───── Selected extract ─────

Butane is a solvent commonly used to extract THC from cannabis in the manufacture of hash oil, commonly known as “honey oil” or “BHO.” It can be used safely under controlled conditions, though many users don’t take proper precautions, resulting in injuries and property damage. The used canisters are often improperly discarded.
A presentation by Arcata Police Officer Richard Bergstresser, who serves on the Humboldt County Drug Task Force, detailed the common misuse and dangers of butane in hash oil extraction, offering a chemistry lesson followed by graphic photos of sloppy hash labs, some of them after they’ve blown up.
Bergstresser said hash lab operators are often careless in use of butane, which expands 288 times on going from liquid to gas. Even those who equip themselves with expensive pieces of butane/cannabis processing apparatus often don’t use them properly.
Odorless and invisible, butane sinks to the floor of enclosed spaces and saturates the clothing of those in the room. On ignition, it causes terrible burns.
A council staff report by City Attorney Nancy Diamond notes that injuries from hash-related butane explosions account for 8 to 10 percent of severe burn cases – more than car wrecks and house fires combined.
Bergstresser showed photos of some of the residential lab explosions, which caused significant damage and put neighbors at risk.
A staff report included data on butane-related incidents in Arcata and McKinleyville. The first one listed occurred at an L.K. Wood Boulevard apartment building in 2005, and caused $150,000 in damage plus $17,534 in fire suppression costs. Butane explosions weren’t closely tracked by Arcata Fire until 2013. The last three years have seen two incidents each, causing hundreds of thousands of dollars in damage and “significant burns” to victims.

───── Supplied data ─────

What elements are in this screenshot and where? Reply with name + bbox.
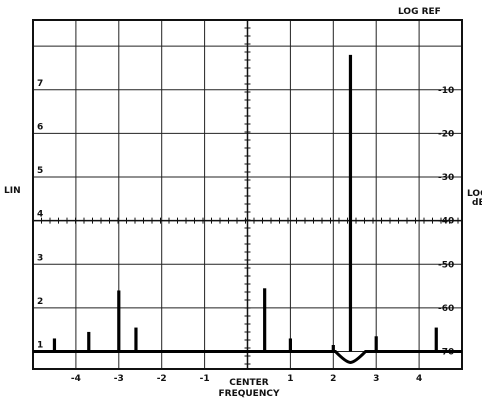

─────

### What you will do
a: In the article on butane hash oil extraction, how many times does butane expand when it goes from liquid to gas?
b: Write the next part of the article on butane hash oil extraction, picking up after its final sentence.

### Answers given
a: It expands 288 times.

b:
Diamond said the ordinance is a “first step,” and likened it to previous regulations implemented to restrict sales of pseudophederine, used in manufacture of methamphetamine. She noted that butane will still be available online, but suggested that sales to certain ZIP codes might be restricted later. Diamond said she would look into it.
Ordinance No. 1480 restricts butane sales to any single individual to 600 milliliters – about two cans per month – with purchasers’ names and addresses recorded. State-licensed professional users are exempted. Stores also have to keep butane canisters out of reach and can’t sell it to minors. An amendment added at the council meeting requires butane sellers to post a sign detailing the new sales restrictions.
City Manager Karen Diemer said the city met with some local butane sellers in November, though the city is always finding more. The ordinance was adjusted to reflect input from that meeting.
Councilmember Paul Pitino asked that the required sales records be collected from sellers after six months in order to ensure that the sales are being tracked. Councilmember Michael Winkler asked that retail sales be correlated with the sellers’ wholesale purchases to make sure that sales aren’t occurring without being recorded. Diamond said she would bring back language for a possible amendment that would verify compliance.